=== Stored rows ===
>> begin

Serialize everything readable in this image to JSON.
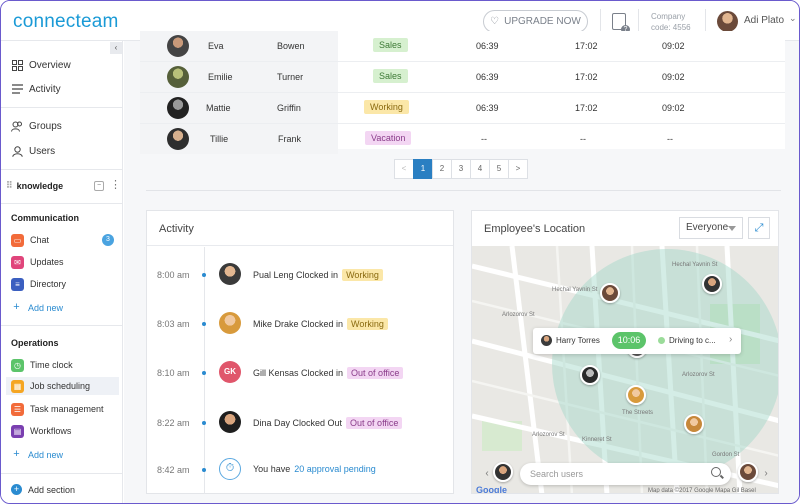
{
  "brand": {
    "logo": "connecteam"
  },
  "topbar": {
    "upgrade_label": "UPGRADE NOW",
    "company_label": "Company",
    "company_code": "code: 4556",
    "user_name": "Adi Plato"
  },
  "sidebar": {
    "main_items": [
      {
        "label": "Overview",
        "icon": "grid-icon"
      },
      {
        "label": "Activity",
        "icon": "list-icon"
      },
      {
        "label": "Groups",
        "icon": "groups-icon"
      },
      {
        "label": "Users",
        "icon": "user-icon"
      }
    ],
    "knowledge_label": "knowledge",
    "communication": {
      "title": "Communication",
      "items": [
        {
          "label": "Chat",
          "icon": "chat-icon",
          "color": "#f26b3a",
          "badge": "3"
        },
        {
          "label": "Updates",
          "icon": "mail-icon",
          "color": "#e0457b"
        },
        {
          "label": "Directory",
          "icon": "directory-icon",
          "color": "#3b5fc0"
        }
      ],
      "add_new": "Add new"
    },
    "operations": {
      "title": "Operations",
      "items": [
        {
          "label": "Time clock",
          "icon": "clock-icon",
          "color": "#5cc46a"
        },
        {
          "label": "Job scheduling",
          "icon": "calendar-icon",
          "color": "#f5a623"
        },
        {
          "label": "Task management",
          "icon": "task-icon",
          "color": "#f26b3a"
        },
        {
          "label": "Workflows",
          "icon": "workflow-icon",
          "color": "#7a3fb0"
        }
      ],
      "add_new": "Add new"
    },
    "add_section": "Add section"
  },
  "table": {
    "rows": [
      {
        "first": "Eva",
        "last": "Bowen",
        "status": "Sales",
        "status_type": "green",
        "col1": "06:39",
        "col2": "17:02",
        "col3": "09:02"
      },
      {
        "first": "Emilie",
        "last": "Turner",
        "status": "Sales",
        "status_type": "green",
        "col1": "06:39",
        "col2": "17:02",
        "col3": "09:02"
      },
      {
        "first": "Mattie",
        "last": "Griffin",
        "status": "Working",
        "status_type": "yellow",
        "col1": "06:39",
        "col2": "17:02",
        "col3": "09:02"
      },
      {
        "first": "Tillie",
        "last": "Frank",
        "status": "Vacation",
        "status_type": "purple",
        "col1": "--",
        "col2": "--",
        "col3": "--"
      }
    ],
    "pagination": {
      "prev": "<",
      "pages": [
        "1",
        "2",
        "3",
        "4",
        "5"
      ],
      "next": ">",
      "current": "1"
    }
  },
  "activity": {
    "title": "Activity",
    "items": [
      {
        "time": "8:00 am",
        "text": "Pual Leng Clocked in",
        "tag": "Working",
        "tag_type": "yellow"
      },
      {
        "time": "8:03 am",
        "text": "Mike Drake Clocked in",
        "tag": "Working",
        "tag_type": "yellow"
      },
      {
        "time": "8:10 am",
        "text": "Gill Kensas Clocked in",
        "tag": "Out of office",
        "tag_type": "purple",
        "initials": "GK"
      },
      {
        "time": "8:22 am",
        "text": "Dina Day Clocked Out",
        "tag": "Out of office",
        "tag_type": "purple"
      },
      {
        "time": "8:42 am",
        "text_prefix": "You have",
        "link": "20 approval pending"
      }
    ]
  },
  "location": {
    "title": "Employee's Location",
    "filter": "Everyone",
    "popup": {
      "name": "Harry Torres",
      "time": "10:06",
      "status": "Driving to c..."
    },
    "search_placeholder": "Search users",
    "map_labels": [
      "Hechal Yavnin St",
      "Arlozorov St",
      "The Streets",
      "Gordon St",
      "Kinneret St",
      "Arlozorov St",
      "Hechal Yavnin St",
      "Arlozorov St"
    ],
    "map_credit": "Map data ©2017 Google  Mapa Gil Basel",
    "google": "Google"
  }
}
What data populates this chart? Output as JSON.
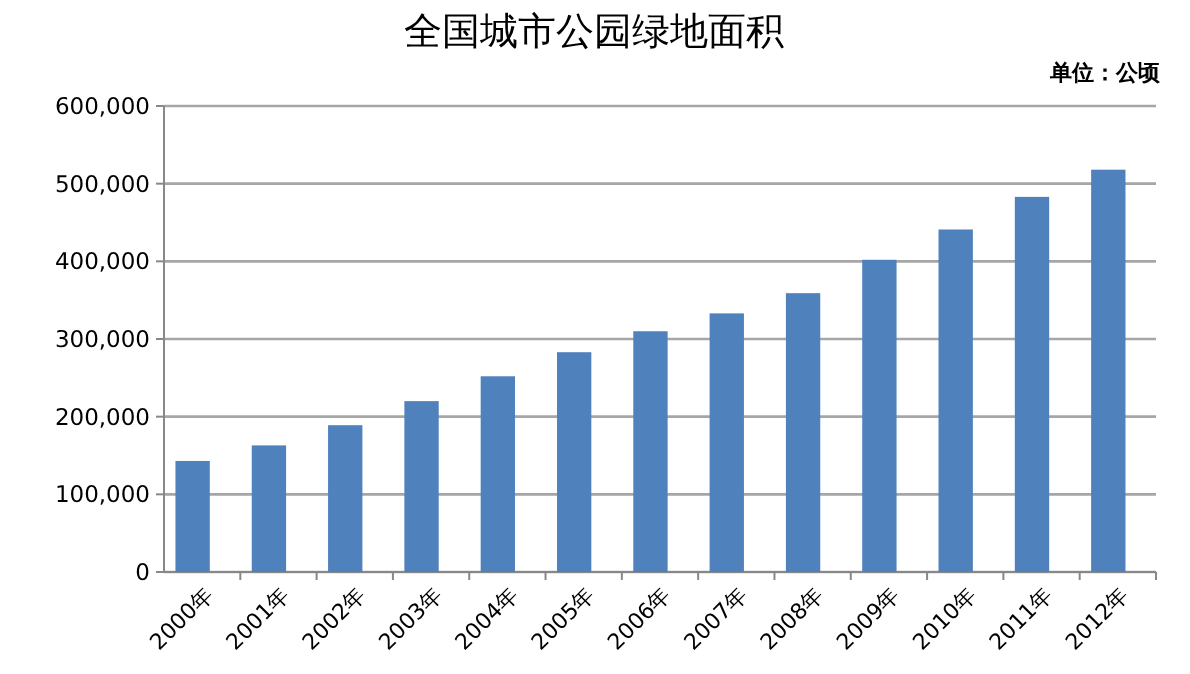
{
  "chart_data": {
    "type": "bar",
    "title": "全国城市公园绿地面积",
    "annotations": [
      "单位：公顷"
    ],
    "categories": [
      "2000年",
      "2001年",
      "2002年",
      "2003年",
      "2004年",
      "2005年",
      "2006年",
      "2007年",
      "2008年",
      "2009年",
      "2010年",
      "2011年",
      "2012年"
    ],
    "values": [
      143000,
      163000,
      189000,
      220000,
      252000,
      283000,
      310000,
      333000,
      359000,
      402000,
      441000,
      483000,
      518000
    ],
    "color": "#4f81bd",
    "grid": "y",
    "ylim": [
      0,
      600000
    ],
    "yticks": [
      {
        "value": 0,
        "label": "0"
      },
      {
        "value": 100000,
        "label": "100,000"
      },
      {
        "value": 200000,
        "label": "200,000"
      },
      {
        "value": 300000,
        "label": "300,000"
      },
      {
        "value": 400000,
        "label": "400,000"
      },
      {
        "value": 500000,
        "label": "500,000"
      },
      {
        "value": 600000,
        "label": "600,000"
      }
    ]
  }
}
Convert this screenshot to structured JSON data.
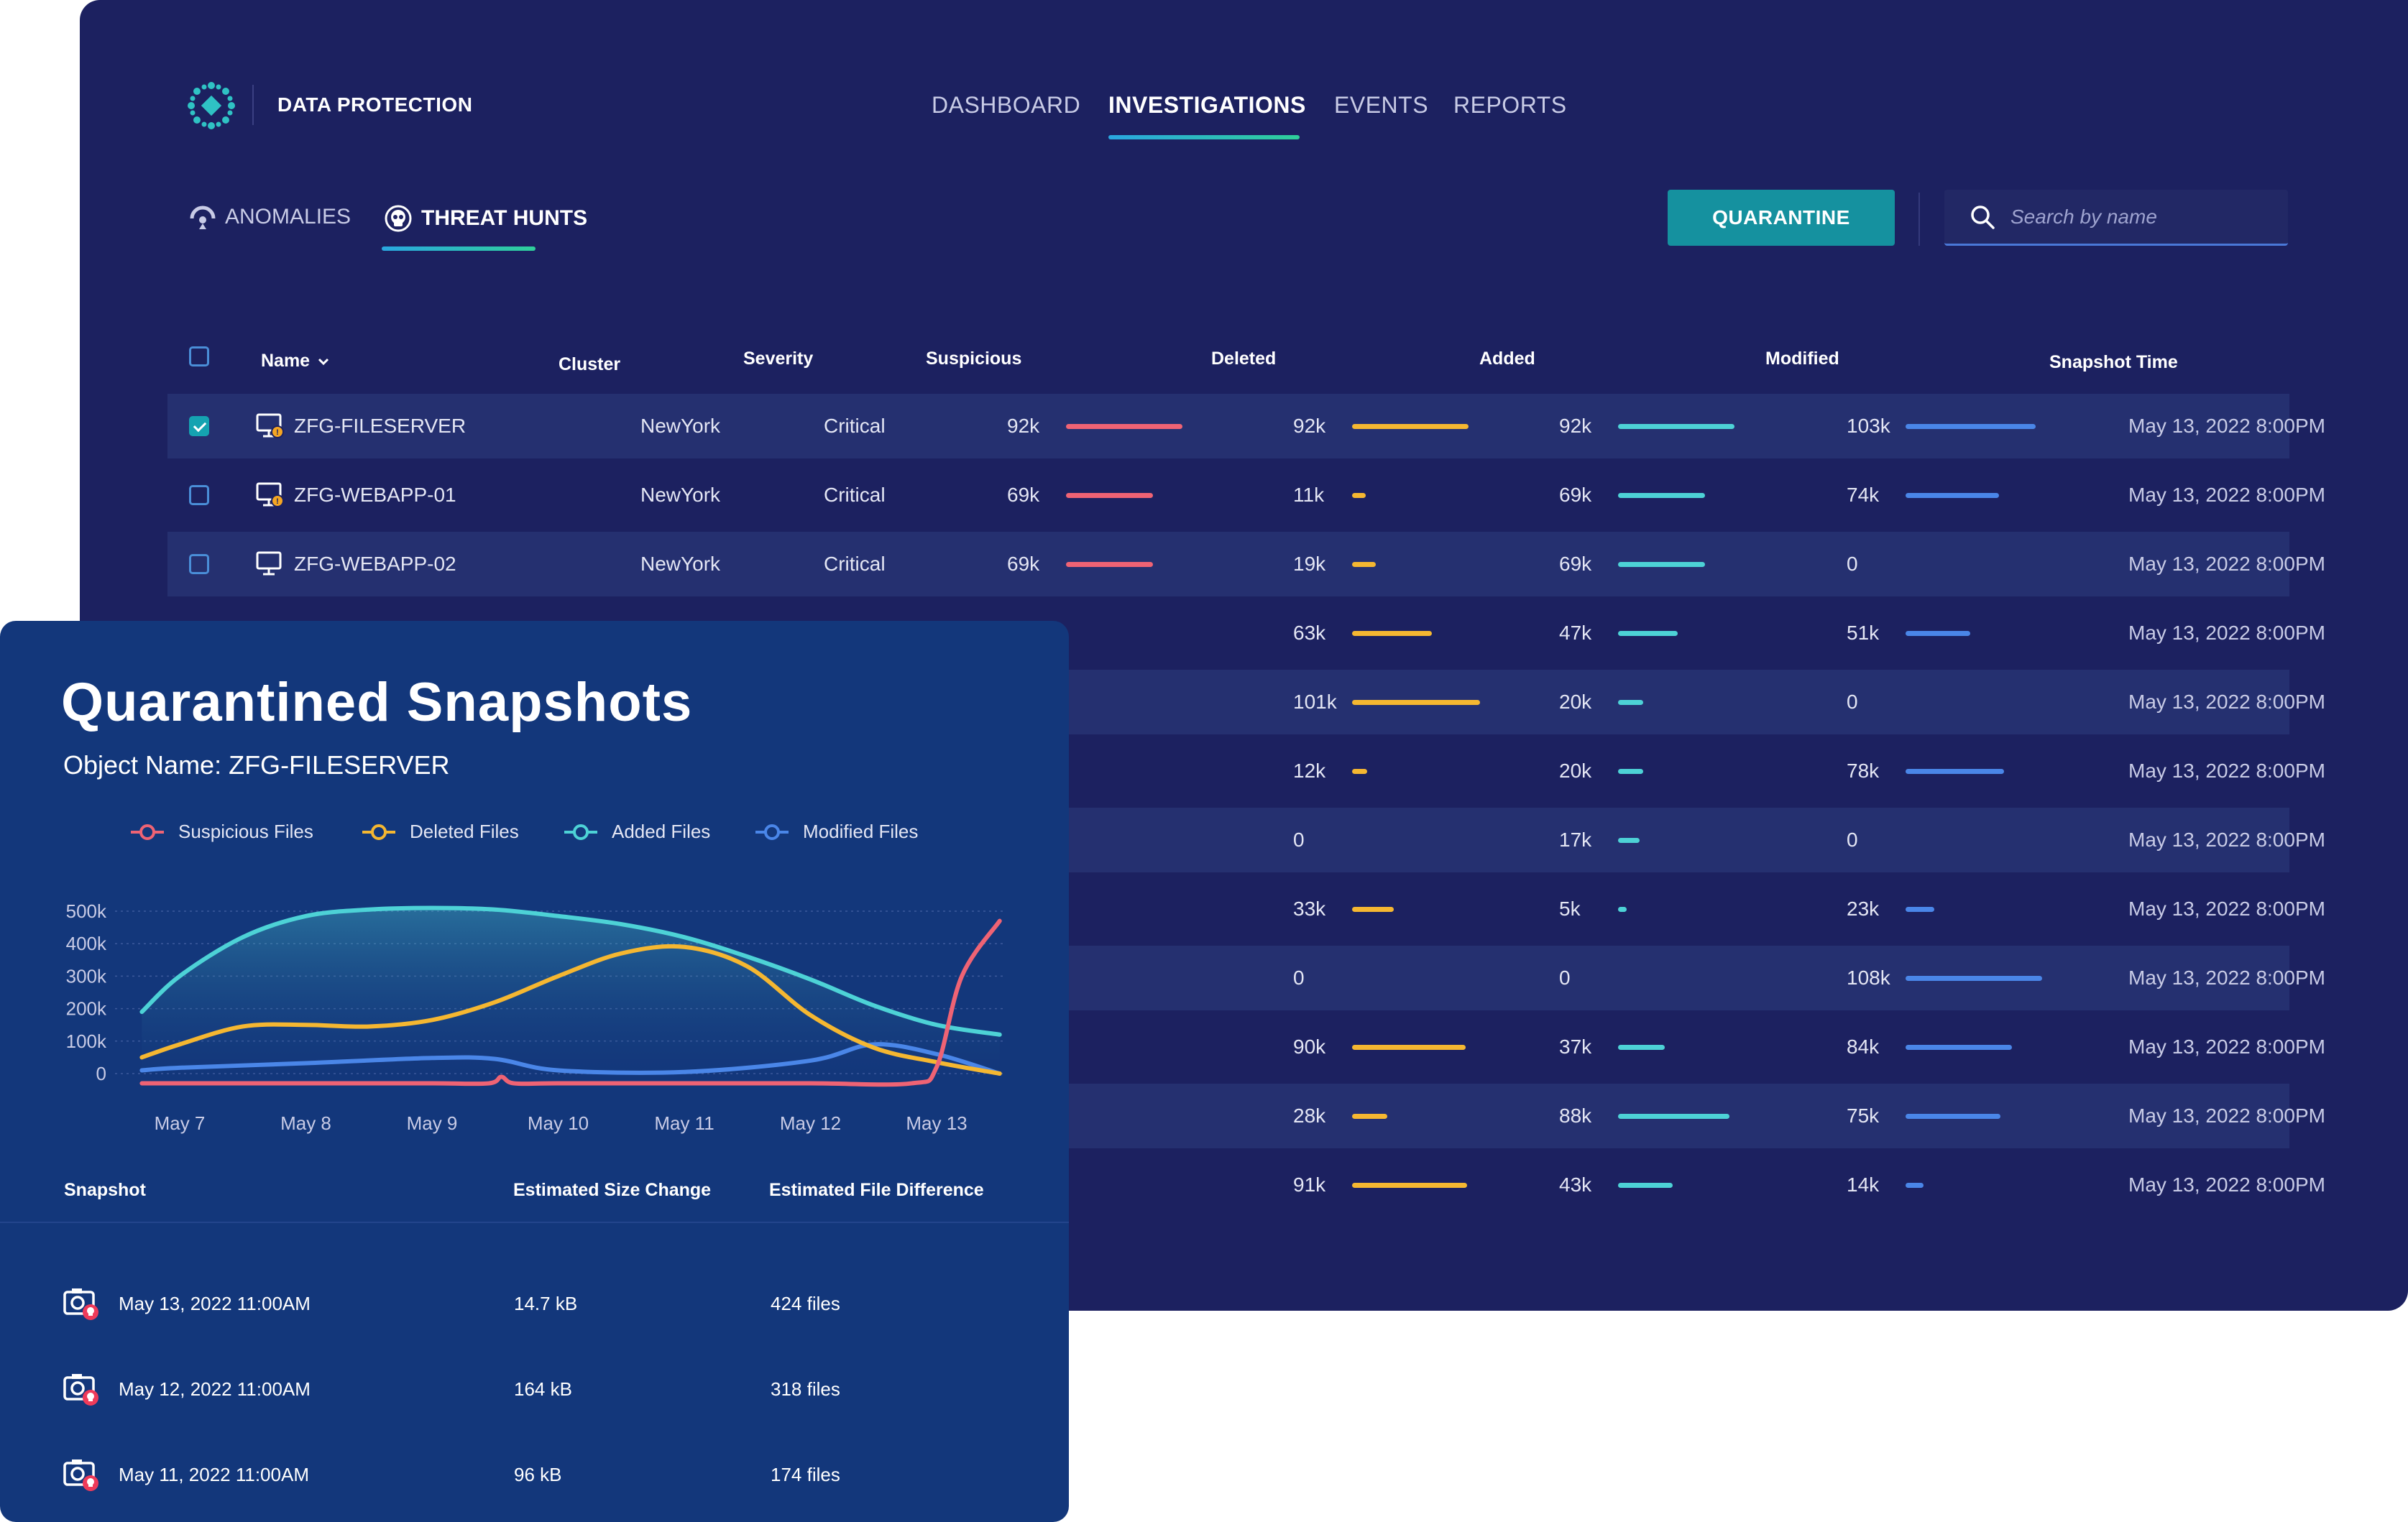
{
  "app": {
    "brand": "DATA PROTECTION"
  },
  "nav": [
    {
      "label": "DASHBOARD",
      "active": false
    },
    {
      "label": "INVESTIGATIONS",
      "active": true
    },
    {
      "label": "EVENTS",
      "active": false
    },
    {
      "label": "REPORTS",
      "active": false
    }
  ],
  "subtabs": [
    {
      "label": "ANOMALIES",
      "icon": "anomaly-icon",
      "active": false
    },
    {
      "label": "THREAT HUNTS",
      "icon": "skull-icon",
      "active": true
    }
  ],
  "toolbar": {
    "quarantine_label": "QUARANTINE",
    "search_placeholder": "Search by name"
  },
  "colors": {
    "suspicious": "#ef6374",
    "deleted": "#f5b731",
    "added": "#4dd2d6",
    "modified": "#4a86e8",
    "accent": "#15919f"
  },
  "table": {
    "headers": {
      "name": "Name",
      "cluster": "Cluster",
      "severity": "Severity",
      "suspicious": "Suspicious",
      "deleted": "Deleted",
      "added": "Added",
      "modified": "Modified",
      "snapshot_time": "Snapshot Time"
    },
    "rows": [
      {
        "checked": true,
        "name": "ZFG-FILESERVER",
        "warn": true,
        "cluster": "NewYork",
        "severity": "Critical",
        "suspicious": "92k",
        "deleted": "92k",
        "added": "92k",
        "modified": "103k",
        "time": "May 13, 2022 8:00PM"
      },
      {
        "checked": false,
        "name": "ZFG-WEBAPP-01",
        "warn": true,
        "cluster": "NewYork",
        "severity": "Critical",
        "suspicious": "69k",
        "deleted": "11k",
        "added": "69k",
        "modified": "74k",
        "time": "May 13, 2022 8:00PM"
      },
      {
        "checked": false,
        "name": "ZFG-WEBAPP-02",
        "warn": false,
        "cluster": "NewYork",
        "severity": "Critical",
        "suspicious": "69k",
        "deleted": "19k",
        "added": "69k",
        "modified": "0",
        "time": "May 13, 2022 8:00PM"
      },
      {
        "deleted": "63k",
        "added": "47k",
        "modified": "51k",
        "time": "May 13, 2022 8:00PM"
      },
      {
        "deleted": "101k",
        "added": "20k",
        "modified": "0",
        "time": "May 13, 2022 8:00PM"
      },
      {
        "deleted": "12k",
        "added": "20k",
        "modified": "78k",
        "time": "May 13, 2022 8:00PM"
      },
      {
        "deleted": "0",
        "added": "17k",
        "modified": "0",
        "time": "May 13, 2022 8:00PM"
      },
      {
        "deleted": "33k",
        "added": "5k",
        "modified": "23k",
        "time": "May 13, 2022 8:00PM"
      },
      {
        "deleted": "0",
        "added": "0",
        "modified": "108k",
        "time": "May 13, 2022 8:00PM"
      },
      {
        "deleted": "90k",
        "added": "37k",
        "modified": "84k",
        "time": "May 13, 2022 8:00PM"
      },
      {
        "deleted": "28k",
        "added": "88k",
        "modified": "75k",
        "time": "May 13, 2022 8:00PM"
      },
      {
        "deleted": "91k",
        "added": "43k",
        "modified": "14k",
        "time": "May 13, 2022 8:00PM"
      }
    ]
  },
  "panel": {
    "title": "Quarantined Snapshots",
    "subtitle": "Object Name: ZFG-FILESERVER",
    "headers": {
      "snapshot": "Snapshot",
      "size": "Estimated Size Change",
      "diff": "Estimated File Difference"
    },
    "snapshots": [
      {
        "date": "May 13, 2022 11:00AM",
        "size": "14.7 kB",
        "diff": "424 files"
      },
      {
        "date": "May 12, 2022 11:00AM",
        "size": "164 kB",
        "diff": "318 files"
      },
      {
        "date": "May 11, 2022 11:00AM",
        "size": "96 kB",
        "diff": "174 files"
      }
    ]
  },
  "chart_data": {
    "type": "line",
    "x": [
      "May 7",
      "May 8",
      "May 9",
      "May 10",
      "May 11",
      "May 12",
      "May 13"
    ],
    "yticks": [
      "500k",
      "400k",
      "300k",
      "200k",
      "100k",
      "0"
    ],
    "ylim": [
      0,
      500000
    ],
    "legend_position": "top",
    "series": [
      {
        "name": "Suspicious Files",
        "color": "#ef6374",
        "points": [
          [
            6.7,
            -30000
          ],
          [
            7,
            -30000
          ],
          [
            8,
            -30000
          ],
          [
            9,
            -30000
          ],
          [
            9.45,
            -30000
          ],
          [
            9.55,
            -10000
          ],
          [
            9.65,
            -30000
          ],
          [
            10,
            -30000
          ],
          [
            11,
            -30000
          ],
          [
            12,
            -30000
          ],
          [
            12.8,
            -30000
          ],
          [
            13,
            20000
          ],
          [
            13.2,
            300000
          ],
          [
            13.5,
            470000
          ]
        ]
      },
      {
        "name": "Deleted Files",
        "color": "#f5b731",
        "points": [
          [
            6.7,
            50000
          ],
          [
            7,
            90000
          ],
          [
            7.5,
            145000
          ],
          [
            8,
            150000
          ],
          [
            8.5,
            145000
          ],
          [
            9,
            165000
          ],
          [
            9.5,
            220000
          ],
          [
            10,
            300000
          ],
          [
            10.5,
            370000
          ],
          [
            11,
            390000
          ],
          [
            11.5,
            330000
          ],
          [
            12,
            180000
          ],
          [
            12.5,
            80000
          ],
          [
            13,
            35000
          ],
          [
            13.5,
            0
          ]
        ]
      },
      {
        "name": "Added Files",
        "color": "#4dd2d6",
        "points": [
          [
            6.7,
            190000
          ],
          [
            7,
            300000
          ],
          [
            7.5,
            420000
          ],
          [
            8,
            485000
          ],
          [
            8.5,
            505000
          ],
          [
            9,
            510000
          ],
          [
            9.5,
            505000
          ],
          [
            10,
            485000
          ],
          [
            10.5,
            460000
          ],
          [
            11,
            420000
          ],
          [
            11.5,
            360000
          ],
          [
            12,
            290000
          ],
          [
            12.5,
            210000
          ],
          [
            13,
            150000
          ],
          [
            13.5,
            120000
          ]
        ]
      },
      {
        "name": "Modified Files",
        "color": "#4a86e8",
        "points": [
          [
            6.7,
            10000
          ],
          [
            7,
            18000
          ],
          [
            8,
            32000
          ],
          [
            9,
            48000
          ],
          [
            9.5,
            45000
          ],
          [
            10,
            10000
          ],
          [
            11,
            5000
          ],
          [
            12,
            40000
          ],
          [
            12.5,
            90000
          ],
          [
            13,
            60000
          ],
          [
            13.5,
            0
          ]
        ]
      }
    ]
  }
}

>> end

=== Brief ===
Report how many lines of the listing hold the string "Search", giving only the number.

=== Solved problem ===
2